— Start Task input —

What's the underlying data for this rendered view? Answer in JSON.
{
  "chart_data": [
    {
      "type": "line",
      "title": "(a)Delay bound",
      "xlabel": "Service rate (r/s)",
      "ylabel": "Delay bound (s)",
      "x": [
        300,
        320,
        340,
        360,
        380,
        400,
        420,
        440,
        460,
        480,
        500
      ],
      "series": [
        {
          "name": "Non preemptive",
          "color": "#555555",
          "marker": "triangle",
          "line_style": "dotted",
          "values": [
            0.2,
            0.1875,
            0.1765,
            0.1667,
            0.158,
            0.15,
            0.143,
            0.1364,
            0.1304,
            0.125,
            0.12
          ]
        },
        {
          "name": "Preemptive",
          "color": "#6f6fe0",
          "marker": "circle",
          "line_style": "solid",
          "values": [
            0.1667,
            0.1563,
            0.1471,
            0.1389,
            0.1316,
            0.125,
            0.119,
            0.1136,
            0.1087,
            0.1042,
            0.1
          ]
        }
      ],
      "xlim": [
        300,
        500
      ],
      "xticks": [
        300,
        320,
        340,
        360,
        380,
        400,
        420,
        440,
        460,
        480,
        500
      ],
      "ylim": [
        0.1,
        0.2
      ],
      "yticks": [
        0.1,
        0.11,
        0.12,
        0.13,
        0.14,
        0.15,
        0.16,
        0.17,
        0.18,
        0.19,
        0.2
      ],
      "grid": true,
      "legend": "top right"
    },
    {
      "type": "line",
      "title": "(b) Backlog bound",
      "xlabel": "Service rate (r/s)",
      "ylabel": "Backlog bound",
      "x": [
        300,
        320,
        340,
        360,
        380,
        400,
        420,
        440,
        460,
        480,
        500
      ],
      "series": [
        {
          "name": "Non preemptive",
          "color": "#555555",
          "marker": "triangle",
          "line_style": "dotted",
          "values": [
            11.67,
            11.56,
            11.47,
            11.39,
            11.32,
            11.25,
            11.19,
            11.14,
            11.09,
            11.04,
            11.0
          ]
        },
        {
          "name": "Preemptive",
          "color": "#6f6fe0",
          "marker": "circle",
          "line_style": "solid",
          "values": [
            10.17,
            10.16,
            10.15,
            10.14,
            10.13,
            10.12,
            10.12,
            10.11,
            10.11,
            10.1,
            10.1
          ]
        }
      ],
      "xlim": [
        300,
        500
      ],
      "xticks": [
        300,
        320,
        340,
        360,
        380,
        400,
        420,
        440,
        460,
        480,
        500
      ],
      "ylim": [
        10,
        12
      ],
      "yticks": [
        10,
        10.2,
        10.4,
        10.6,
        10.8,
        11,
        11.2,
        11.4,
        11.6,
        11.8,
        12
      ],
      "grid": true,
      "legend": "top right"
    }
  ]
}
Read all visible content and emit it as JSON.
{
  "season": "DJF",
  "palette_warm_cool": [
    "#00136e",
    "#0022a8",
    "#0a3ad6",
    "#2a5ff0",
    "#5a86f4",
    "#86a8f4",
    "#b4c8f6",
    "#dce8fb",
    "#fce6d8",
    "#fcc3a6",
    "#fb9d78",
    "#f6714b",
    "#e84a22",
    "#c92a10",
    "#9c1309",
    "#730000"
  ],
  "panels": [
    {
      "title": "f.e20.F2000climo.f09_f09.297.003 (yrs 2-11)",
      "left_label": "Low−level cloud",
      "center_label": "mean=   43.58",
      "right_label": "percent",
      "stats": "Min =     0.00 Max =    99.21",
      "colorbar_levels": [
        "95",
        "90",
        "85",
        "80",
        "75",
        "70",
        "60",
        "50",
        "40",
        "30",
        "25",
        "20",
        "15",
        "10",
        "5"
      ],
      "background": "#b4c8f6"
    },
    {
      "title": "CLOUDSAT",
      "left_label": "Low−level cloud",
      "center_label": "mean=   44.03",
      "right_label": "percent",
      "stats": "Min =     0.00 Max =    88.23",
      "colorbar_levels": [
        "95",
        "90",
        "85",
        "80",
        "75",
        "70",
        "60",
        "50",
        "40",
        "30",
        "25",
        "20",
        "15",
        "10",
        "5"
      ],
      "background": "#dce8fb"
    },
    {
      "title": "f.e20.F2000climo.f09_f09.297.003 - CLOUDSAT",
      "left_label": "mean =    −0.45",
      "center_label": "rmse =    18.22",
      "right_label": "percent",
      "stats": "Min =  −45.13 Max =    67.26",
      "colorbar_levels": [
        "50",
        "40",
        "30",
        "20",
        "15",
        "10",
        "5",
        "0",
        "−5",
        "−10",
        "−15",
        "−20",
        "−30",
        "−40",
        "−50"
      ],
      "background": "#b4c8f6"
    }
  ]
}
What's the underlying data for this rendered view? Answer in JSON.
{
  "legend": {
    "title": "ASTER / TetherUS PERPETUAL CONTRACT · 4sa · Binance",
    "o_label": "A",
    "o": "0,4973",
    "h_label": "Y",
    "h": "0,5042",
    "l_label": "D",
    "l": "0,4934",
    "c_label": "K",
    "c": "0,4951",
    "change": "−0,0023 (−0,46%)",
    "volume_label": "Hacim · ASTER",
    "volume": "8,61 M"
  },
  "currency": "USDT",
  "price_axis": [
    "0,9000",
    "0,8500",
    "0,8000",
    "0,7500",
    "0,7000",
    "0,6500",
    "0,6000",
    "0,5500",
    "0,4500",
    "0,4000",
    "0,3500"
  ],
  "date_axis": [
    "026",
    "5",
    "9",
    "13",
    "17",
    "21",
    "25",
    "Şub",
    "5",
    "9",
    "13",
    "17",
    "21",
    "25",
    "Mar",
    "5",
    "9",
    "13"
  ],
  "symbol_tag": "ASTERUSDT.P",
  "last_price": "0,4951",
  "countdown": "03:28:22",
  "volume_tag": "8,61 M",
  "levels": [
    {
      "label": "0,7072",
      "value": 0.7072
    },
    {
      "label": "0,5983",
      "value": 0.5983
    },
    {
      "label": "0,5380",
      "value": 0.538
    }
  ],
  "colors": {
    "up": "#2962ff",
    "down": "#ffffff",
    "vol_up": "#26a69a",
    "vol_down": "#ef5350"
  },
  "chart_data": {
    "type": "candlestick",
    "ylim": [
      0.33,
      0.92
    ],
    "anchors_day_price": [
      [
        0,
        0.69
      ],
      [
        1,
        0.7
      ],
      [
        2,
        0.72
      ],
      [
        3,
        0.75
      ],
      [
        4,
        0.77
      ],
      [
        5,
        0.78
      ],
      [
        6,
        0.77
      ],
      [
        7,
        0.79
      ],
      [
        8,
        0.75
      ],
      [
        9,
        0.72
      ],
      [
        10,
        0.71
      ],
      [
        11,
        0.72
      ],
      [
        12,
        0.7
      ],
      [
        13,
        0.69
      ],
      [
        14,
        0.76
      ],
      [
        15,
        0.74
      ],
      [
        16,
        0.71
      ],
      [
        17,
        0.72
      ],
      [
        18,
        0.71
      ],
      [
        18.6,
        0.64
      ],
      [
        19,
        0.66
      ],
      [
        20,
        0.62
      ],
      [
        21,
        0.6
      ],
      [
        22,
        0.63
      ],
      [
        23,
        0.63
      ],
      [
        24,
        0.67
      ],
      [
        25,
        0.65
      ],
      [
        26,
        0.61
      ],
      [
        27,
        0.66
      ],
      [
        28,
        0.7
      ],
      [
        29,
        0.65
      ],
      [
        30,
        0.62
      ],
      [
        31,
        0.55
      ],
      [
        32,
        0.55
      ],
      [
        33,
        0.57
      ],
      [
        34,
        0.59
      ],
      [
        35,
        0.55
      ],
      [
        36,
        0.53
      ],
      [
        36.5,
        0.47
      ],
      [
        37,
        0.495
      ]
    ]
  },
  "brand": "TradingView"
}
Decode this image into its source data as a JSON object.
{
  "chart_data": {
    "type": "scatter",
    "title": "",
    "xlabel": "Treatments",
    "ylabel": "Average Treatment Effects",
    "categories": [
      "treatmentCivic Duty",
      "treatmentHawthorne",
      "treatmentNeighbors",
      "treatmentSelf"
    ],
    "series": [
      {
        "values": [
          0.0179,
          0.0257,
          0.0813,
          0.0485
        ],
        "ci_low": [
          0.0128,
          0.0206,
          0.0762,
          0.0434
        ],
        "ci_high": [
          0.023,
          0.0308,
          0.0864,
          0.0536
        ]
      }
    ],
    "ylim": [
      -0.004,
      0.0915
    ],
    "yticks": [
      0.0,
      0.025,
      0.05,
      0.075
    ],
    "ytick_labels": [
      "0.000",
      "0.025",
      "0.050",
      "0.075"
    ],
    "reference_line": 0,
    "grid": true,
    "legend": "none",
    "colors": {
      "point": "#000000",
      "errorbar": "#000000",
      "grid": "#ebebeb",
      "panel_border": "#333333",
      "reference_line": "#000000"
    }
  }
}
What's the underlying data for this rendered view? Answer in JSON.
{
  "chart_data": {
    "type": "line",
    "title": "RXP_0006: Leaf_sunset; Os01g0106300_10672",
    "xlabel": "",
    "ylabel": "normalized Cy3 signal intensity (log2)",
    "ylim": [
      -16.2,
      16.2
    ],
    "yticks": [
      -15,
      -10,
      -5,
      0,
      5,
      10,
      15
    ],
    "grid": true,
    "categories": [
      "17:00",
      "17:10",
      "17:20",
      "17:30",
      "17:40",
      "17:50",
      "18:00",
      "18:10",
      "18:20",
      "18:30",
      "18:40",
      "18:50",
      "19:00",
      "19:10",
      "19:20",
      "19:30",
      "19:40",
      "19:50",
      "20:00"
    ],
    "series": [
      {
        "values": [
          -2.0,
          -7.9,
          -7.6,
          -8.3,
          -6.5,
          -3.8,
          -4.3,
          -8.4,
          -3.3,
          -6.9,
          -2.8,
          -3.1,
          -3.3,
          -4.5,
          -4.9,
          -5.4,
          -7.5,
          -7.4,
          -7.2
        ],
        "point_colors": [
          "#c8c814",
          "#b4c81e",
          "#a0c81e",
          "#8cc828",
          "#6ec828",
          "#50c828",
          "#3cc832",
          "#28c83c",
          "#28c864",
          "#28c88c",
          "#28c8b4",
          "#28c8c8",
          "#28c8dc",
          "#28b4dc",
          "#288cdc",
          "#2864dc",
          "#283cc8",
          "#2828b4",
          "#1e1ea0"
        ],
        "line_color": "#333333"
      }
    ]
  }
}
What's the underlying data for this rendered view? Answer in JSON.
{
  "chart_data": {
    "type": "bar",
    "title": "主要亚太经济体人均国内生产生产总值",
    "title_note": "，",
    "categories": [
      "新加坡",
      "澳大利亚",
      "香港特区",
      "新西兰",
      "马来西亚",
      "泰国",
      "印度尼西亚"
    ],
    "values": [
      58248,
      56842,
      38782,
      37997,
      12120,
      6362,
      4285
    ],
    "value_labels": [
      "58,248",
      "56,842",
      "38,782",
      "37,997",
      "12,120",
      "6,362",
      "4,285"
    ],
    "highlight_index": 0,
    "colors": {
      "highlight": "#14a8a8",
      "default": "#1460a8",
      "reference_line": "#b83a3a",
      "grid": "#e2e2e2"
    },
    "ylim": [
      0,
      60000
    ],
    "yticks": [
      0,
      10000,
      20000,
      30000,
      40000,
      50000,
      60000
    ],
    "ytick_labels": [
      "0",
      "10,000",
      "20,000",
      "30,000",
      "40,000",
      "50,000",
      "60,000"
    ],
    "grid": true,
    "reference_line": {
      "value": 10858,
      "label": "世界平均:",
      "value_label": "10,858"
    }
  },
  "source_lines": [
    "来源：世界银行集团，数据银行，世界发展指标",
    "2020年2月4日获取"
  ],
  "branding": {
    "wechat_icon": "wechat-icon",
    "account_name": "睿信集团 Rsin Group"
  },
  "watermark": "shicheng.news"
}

— End Task input —

### What the task asks
A line counts if it holds the word "ylabel". Work out how many lines in the listing count, and give only that number.

### Task output
4